**Recorded data**
# # # # #

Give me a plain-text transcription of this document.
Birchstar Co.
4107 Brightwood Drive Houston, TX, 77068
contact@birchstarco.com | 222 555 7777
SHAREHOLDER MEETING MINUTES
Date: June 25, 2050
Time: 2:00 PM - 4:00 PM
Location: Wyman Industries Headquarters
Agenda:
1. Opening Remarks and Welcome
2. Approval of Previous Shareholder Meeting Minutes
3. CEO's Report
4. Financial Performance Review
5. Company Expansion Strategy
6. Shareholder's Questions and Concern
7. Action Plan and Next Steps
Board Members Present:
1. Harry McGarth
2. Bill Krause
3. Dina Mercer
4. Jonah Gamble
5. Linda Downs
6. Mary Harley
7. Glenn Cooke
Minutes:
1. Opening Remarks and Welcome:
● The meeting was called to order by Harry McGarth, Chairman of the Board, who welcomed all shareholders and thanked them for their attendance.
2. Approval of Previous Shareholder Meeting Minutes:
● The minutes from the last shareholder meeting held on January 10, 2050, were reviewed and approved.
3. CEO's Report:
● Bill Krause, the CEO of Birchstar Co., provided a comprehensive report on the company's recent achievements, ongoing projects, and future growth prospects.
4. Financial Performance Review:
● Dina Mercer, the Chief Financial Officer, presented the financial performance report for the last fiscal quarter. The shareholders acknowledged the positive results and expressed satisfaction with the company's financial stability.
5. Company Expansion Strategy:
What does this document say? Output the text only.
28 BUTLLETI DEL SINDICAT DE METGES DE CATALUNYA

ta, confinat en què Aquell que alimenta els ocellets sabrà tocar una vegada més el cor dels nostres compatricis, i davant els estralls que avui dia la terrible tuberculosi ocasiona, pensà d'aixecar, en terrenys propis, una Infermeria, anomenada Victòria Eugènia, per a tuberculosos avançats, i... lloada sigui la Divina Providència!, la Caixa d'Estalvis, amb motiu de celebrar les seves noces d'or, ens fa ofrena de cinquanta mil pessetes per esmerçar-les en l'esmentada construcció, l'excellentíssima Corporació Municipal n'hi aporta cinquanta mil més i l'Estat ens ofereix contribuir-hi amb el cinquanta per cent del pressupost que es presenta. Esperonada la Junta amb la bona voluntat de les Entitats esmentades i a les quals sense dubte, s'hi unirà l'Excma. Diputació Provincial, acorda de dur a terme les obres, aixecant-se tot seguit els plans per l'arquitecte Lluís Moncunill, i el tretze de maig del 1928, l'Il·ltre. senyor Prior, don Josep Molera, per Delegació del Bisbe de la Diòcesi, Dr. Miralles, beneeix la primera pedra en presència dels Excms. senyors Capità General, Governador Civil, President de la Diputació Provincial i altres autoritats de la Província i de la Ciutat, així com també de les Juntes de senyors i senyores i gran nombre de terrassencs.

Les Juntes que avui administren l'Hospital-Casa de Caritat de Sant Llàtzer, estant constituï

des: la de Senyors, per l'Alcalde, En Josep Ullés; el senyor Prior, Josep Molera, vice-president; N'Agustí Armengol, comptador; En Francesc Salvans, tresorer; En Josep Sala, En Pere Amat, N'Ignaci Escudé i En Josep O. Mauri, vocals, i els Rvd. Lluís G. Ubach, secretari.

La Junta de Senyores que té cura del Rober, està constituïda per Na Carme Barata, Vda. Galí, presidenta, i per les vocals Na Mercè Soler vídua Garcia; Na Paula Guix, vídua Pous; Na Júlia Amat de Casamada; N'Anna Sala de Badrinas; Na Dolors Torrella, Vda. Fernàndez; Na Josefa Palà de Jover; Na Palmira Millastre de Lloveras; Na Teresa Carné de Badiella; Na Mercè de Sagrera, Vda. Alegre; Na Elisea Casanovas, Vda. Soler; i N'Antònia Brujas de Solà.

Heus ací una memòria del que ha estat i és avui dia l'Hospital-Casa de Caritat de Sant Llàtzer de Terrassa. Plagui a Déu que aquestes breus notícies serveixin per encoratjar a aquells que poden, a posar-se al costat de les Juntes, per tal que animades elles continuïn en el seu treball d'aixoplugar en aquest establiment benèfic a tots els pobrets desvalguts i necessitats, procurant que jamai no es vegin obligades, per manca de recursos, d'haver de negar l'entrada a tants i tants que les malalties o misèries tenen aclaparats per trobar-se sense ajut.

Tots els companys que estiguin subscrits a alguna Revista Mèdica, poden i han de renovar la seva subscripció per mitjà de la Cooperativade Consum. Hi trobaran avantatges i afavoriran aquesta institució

# # # # #

**YOUR TASK**
Each line of the material above must be retyped precisely.

**SOLUTION TO THIS EXERCISE**
Give me a plain-text transcription of this document.
Birchstar Co.
4107 Brightwood Drive Houston, TX, 77068
contact@birchstarco.com | 222 555 7777
SHAREHOLDER MEETING MINUTES
Date: June 25, 2050
Time: 2:00 PM - 4:00 PM
Location: Wyman Industries Headquarters
Agenda:
1. Opening Remarks and Welcome
2. Approval of Previous Shareholder Meeting Minutes
3. CEO's Report
4. Financial Performance Review
5. Company Expansion Strategy
6. Shareholder's Questions and Concern
7. Action Plan and Next Steps
Board Members Present:
1. Harry McGarth
2. Bill Krause
3. Dina Mercer
4. Jonah Gamble
5. Linda Downs
6. Mary Harley
7. Glenn Cooke
Minutes:
1. Opening Remarks and Welcome:
● The meeting was called to order by Harry McGarth, Chairman of the Board, who welcomed all shareholders and thanked them for their attendance.
2. Approval of Previous Shareholder Meeting Minutes:
● The minutes from the last shareholder meeting held on January 10, 2050, were reviewed and approved.
3. CEO's Report:
● Bill Krause, the CEO of Birchstar Co., provided a comprehensive report on the company's recent achievements, ongoing projects, and future growth prospects.
4. Financial Performance Review:
● Dina Mercer, the Chief Financial Officer, presented the financial performance report for the last fiscal quarter. The shareholders acknowledged the positive results and expressed satisfaction with the company's financial stability.
5. Company Expansion Strategy:
What does this document say? Output the text only.
28 BUTLLETI DEL SINDICAT DE METGES DE CATALUNYA

ta, confinat en què Aquell que alimenta els ocellets sabrà tocar una vegada més el cor dels nostres compatricis, i davant els estralls que avui dia la terrible tuberculosi ocasiona, pensà d'aixecar, en terrenys propis, una Infermeria, anomenada Victòria Eugènia, per a tuberculosos avançats, i... lloada sigui la Divina Providència!, la Caixa d'Estalvis, amb motiu de celebrar les seves noces d'or, ens fa ofrena de cinquanta mil pessetes per esmerçar-les en l'esmentada construcció, l'excellentíssima Corporació Municipal n'hi aporta cinquanta mil més i l'Estat ens ofereix contribuir-hi amb el cinquanta per cent del pressupost que es presenta. Esperonada la Junta amb la bona voluntat de les Entitats esmentades i a les quals sense dubte, s'hi unirà l'Excma. Diputació Provincial, acorda de dur a terme les obres, aixecant-se tot seguit els plans per l'arquitecte Lluís Moncunill, i el tretze de maig del 1928, l'Il·ltre. senyor Prior, don Josep Molera, per Delegació del Bisbe de la Diòcesi, Dr. Miralles, beneeix la primera pedra en presència dels Excms. senyors Capità General, Governador Civil, President de la Diputació Provincial i altres autoritats de la Província i de la Ciutat, així com també de les Juntes de senyors i senyores i gran nombre de terrassencs.

Les Juntes que avui administren l'Hospital-Casa de Caritat de Sant Llàtzer, estant constituï

des: la de Senyors, per l'Alcalde, En Josep Ullés; el senyor Prior, Josep Molera, vice-president; N'Agustí Armengol, comptador; En Francesc Salvans, tresorer; En Josep Sala, En Pere Amat, N'Ignaci Escudé i En Josep O. Mauri, vocals, i els Rvd. Lluís G. Ubach, secretari.

La Junta de Senyores que té cura del Rober, està constituïda per Na Carme Barata, Vda. Galí, presidenta, i per les vocals Na Mercè Soler vídua Garcia; Na Paula Guix, vídua Pous; Na Júlia Amat de Casamada; N'Anna Sala de Badrinas; Na Dolors Torrella, Vda. Fernàndez; Na Josefa Palà de Jover; Na Palmira Millastre de Lloveras; Na Teresa Carné de Badiella; Na Mercè de Sagrera, Vda. Alegre; Na Elisea Casanovas, Vda. Soler; i N'Antònia Brujas de Solà.

Heus ací una memòria del que ha estat i és avui dia l'Hospital-Casa de Caritat de Sant Llàtzer de Terrassa. Plagui a Déu que aquestes breus notícies serveixin per encoratjar a aquells que poden, a posar-se al costat de les Juntes, per tal que animades elles continuïn en el seu treball d'aixoplugar en aquest establiment benèfic a tots els pobrets desvalguts i necessitats, procurant que jamai no es vegin obligades, per manca de recursos, d'haver de negar l'entrada a tants i tants que les malalties o misèries tenen aclaparats per trobar-se sense ajut.

Tots els companys que estiguin subscrits a alguna Revista Mèdica, poden i han de renovar la seva subscripció per mitjà de la Cooperativade Consum. Hi trobaran avantatges i afavoriran aquesta institució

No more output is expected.